━━━━━ Available records

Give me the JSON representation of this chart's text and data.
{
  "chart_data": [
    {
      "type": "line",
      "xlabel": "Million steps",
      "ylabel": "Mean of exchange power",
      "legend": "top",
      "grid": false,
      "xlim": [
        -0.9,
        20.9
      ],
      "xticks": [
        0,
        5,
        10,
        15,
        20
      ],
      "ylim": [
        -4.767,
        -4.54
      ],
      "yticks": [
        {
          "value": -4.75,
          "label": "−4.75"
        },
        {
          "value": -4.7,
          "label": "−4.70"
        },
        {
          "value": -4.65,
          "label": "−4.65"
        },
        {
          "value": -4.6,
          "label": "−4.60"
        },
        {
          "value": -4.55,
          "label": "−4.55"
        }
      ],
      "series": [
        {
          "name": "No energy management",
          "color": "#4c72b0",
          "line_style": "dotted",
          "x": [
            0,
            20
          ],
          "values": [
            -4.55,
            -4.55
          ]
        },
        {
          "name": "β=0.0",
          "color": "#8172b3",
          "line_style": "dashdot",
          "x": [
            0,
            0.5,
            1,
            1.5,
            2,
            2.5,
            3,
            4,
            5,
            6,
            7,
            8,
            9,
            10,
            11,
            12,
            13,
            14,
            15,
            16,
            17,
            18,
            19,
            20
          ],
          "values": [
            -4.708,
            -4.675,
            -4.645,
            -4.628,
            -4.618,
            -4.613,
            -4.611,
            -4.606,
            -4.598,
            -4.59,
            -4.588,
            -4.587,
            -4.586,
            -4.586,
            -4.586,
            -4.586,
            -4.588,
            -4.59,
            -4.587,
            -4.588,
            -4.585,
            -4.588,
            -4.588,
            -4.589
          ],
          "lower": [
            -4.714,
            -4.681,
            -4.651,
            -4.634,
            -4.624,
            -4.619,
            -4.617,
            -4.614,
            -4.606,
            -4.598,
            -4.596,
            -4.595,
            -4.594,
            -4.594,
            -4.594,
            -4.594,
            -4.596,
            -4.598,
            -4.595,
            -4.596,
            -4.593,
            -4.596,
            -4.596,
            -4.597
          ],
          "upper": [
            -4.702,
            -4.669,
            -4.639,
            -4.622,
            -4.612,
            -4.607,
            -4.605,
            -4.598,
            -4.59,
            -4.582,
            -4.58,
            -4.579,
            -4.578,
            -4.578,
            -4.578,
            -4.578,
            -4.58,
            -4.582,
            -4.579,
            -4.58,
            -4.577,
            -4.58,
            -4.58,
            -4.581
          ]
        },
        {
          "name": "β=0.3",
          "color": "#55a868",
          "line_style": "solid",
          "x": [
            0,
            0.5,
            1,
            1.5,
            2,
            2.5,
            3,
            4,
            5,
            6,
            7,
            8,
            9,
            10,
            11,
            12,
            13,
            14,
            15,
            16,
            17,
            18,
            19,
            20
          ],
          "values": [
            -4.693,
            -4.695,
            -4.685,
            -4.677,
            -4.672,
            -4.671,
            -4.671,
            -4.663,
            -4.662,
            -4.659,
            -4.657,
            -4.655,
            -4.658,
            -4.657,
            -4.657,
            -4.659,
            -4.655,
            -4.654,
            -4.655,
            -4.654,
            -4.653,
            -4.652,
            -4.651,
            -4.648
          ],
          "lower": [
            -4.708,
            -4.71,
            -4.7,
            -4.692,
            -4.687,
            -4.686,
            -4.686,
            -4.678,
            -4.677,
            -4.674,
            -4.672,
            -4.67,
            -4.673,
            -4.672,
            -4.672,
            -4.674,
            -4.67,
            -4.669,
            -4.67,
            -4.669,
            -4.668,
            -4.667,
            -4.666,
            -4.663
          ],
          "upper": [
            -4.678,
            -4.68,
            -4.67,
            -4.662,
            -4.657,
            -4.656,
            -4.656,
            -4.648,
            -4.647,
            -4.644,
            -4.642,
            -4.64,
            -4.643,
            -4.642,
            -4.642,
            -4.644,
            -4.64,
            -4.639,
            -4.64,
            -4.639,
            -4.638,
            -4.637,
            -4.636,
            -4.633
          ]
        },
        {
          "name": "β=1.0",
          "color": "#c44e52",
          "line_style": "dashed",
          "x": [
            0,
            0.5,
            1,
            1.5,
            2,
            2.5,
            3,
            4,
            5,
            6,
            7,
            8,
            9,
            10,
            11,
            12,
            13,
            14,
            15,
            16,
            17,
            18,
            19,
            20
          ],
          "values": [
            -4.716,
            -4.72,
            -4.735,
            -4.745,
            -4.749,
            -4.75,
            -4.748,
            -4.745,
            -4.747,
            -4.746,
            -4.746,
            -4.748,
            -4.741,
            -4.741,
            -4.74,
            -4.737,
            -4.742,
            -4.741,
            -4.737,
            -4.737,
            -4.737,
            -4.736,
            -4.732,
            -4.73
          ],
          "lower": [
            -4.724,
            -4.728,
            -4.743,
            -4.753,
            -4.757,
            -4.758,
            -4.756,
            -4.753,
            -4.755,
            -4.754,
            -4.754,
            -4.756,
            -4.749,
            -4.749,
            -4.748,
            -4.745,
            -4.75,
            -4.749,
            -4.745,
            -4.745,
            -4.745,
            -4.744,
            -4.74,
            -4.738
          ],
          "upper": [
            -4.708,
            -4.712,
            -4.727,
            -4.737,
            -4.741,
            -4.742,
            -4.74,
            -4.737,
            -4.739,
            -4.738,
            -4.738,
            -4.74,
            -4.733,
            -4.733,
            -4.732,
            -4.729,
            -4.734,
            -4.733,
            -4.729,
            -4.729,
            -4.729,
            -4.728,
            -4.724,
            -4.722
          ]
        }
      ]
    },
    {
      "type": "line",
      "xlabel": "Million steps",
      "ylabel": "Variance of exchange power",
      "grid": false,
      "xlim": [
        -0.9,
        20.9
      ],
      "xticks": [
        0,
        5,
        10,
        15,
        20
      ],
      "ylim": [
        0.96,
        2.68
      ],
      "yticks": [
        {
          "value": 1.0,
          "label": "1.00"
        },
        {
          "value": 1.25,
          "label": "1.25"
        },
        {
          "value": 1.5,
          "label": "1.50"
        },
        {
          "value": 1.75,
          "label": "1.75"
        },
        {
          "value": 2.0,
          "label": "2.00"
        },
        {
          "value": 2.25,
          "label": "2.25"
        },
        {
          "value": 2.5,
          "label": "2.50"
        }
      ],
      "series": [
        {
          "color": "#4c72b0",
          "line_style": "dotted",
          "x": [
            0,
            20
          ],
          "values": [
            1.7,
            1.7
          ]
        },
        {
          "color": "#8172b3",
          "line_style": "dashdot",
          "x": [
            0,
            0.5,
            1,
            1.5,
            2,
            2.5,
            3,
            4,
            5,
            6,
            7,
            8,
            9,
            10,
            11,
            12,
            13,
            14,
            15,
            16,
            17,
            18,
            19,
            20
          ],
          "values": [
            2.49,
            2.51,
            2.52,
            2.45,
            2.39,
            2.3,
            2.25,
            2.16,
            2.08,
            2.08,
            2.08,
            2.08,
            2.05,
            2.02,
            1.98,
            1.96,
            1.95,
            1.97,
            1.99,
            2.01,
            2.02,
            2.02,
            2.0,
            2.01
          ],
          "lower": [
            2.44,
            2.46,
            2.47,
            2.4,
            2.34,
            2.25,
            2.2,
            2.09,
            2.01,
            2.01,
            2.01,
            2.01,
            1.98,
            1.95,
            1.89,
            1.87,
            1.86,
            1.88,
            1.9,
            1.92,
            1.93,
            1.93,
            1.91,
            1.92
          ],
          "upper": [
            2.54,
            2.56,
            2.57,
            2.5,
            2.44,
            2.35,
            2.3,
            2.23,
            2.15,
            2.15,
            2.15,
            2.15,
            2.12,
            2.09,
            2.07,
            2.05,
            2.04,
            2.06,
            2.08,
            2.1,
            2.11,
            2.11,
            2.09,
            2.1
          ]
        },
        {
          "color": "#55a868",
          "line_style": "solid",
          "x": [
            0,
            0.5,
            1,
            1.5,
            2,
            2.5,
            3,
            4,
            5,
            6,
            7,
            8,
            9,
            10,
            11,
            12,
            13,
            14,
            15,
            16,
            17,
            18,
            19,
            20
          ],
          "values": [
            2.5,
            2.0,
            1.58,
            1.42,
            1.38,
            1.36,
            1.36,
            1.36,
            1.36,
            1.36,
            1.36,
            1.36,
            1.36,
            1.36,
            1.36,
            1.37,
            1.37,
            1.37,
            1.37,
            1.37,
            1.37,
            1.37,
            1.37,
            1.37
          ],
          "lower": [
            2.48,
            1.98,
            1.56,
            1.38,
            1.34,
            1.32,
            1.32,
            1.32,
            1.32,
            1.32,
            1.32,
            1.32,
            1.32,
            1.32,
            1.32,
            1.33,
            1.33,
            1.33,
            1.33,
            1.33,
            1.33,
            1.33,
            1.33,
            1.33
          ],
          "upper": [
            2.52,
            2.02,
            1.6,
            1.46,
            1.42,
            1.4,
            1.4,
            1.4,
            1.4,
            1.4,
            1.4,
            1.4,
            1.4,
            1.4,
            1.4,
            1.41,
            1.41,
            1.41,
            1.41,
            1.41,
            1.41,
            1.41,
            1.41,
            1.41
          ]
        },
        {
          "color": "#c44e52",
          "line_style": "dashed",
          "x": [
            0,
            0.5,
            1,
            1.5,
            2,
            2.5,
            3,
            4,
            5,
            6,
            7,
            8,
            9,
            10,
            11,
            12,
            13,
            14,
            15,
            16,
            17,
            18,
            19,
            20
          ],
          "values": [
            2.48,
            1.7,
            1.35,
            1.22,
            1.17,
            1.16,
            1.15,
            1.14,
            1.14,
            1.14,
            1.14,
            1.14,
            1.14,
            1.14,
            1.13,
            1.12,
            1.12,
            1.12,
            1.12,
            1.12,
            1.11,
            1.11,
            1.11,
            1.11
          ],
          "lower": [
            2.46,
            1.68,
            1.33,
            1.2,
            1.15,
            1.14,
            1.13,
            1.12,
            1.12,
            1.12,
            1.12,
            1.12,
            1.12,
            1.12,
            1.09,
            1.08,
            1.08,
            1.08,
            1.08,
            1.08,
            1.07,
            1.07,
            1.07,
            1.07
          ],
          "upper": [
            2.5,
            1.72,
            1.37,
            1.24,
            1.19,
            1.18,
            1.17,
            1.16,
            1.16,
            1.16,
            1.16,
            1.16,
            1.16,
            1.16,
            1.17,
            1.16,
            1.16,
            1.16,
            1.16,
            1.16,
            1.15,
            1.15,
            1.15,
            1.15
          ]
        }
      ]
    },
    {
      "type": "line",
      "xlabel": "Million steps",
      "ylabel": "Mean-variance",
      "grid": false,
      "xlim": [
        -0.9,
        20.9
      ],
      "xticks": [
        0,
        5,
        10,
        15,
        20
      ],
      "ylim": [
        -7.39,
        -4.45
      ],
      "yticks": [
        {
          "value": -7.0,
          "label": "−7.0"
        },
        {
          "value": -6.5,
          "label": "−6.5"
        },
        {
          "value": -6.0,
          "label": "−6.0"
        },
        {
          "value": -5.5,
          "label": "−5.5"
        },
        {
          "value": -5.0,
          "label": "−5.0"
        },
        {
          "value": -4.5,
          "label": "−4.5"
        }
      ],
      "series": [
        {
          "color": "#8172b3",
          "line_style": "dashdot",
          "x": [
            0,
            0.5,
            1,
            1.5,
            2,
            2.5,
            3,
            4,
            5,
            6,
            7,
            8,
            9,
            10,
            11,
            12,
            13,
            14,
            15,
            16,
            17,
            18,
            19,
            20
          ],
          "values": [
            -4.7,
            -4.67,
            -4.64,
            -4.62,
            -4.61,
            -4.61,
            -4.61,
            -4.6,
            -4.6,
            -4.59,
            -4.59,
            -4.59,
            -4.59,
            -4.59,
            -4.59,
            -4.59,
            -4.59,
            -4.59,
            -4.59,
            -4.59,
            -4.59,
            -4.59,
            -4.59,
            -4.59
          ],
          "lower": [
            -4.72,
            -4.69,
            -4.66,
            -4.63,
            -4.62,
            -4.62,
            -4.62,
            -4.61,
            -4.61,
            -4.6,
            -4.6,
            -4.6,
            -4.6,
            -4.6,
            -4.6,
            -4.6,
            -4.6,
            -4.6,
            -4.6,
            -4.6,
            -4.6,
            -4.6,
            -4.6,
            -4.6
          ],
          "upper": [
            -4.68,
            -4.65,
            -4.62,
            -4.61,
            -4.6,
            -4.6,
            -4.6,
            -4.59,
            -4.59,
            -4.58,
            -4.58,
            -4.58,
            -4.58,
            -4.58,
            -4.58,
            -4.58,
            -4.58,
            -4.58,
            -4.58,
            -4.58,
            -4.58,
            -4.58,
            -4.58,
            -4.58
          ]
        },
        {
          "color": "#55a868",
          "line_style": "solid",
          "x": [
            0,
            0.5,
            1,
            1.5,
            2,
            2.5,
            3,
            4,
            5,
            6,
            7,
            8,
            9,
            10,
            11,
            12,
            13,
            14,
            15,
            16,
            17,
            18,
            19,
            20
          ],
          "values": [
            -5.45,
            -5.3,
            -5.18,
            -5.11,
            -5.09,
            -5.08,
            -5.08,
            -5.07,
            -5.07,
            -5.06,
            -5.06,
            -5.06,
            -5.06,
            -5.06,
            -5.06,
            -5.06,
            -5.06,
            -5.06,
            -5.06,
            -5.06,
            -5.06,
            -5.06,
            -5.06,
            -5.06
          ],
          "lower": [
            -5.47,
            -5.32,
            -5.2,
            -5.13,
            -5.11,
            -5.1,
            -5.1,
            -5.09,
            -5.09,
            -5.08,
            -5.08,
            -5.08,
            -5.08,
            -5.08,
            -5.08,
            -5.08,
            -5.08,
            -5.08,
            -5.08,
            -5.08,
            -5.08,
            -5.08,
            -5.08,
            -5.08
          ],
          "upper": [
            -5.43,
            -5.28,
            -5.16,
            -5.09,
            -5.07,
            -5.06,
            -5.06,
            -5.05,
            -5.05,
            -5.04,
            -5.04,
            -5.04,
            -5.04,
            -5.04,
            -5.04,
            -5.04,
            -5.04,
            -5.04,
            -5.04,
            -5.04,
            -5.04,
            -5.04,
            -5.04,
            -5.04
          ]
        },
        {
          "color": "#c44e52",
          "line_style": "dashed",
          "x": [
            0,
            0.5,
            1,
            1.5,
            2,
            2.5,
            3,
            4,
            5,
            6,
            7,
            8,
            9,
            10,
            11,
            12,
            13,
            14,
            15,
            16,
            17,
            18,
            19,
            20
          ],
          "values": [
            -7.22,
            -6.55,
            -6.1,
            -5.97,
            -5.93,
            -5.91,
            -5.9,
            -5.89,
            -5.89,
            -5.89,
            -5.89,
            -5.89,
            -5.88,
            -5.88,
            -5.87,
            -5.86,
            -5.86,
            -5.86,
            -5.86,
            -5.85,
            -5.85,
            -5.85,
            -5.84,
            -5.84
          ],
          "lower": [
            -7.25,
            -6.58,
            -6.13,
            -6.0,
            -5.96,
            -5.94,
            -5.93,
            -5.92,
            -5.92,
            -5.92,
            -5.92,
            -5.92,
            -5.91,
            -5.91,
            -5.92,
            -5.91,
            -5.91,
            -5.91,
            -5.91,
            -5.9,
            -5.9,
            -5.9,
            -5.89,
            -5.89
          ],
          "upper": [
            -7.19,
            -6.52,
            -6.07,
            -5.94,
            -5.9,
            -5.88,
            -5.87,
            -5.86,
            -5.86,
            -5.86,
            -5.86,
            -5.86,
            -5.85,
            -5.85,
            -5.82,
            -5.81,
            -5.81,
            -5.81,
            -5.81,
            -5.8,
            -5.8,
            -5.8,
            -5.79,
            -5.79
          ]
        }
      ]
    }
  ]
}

━━━━━━━━━━

Problem requirements>
Read through the data and copy every line where "ylabel" shows up.

Written solution>
      "ylabel": "Mean of exchange power",
      "ylabel": "Variance of exchange power",
      "ylabel": "Mean-variance",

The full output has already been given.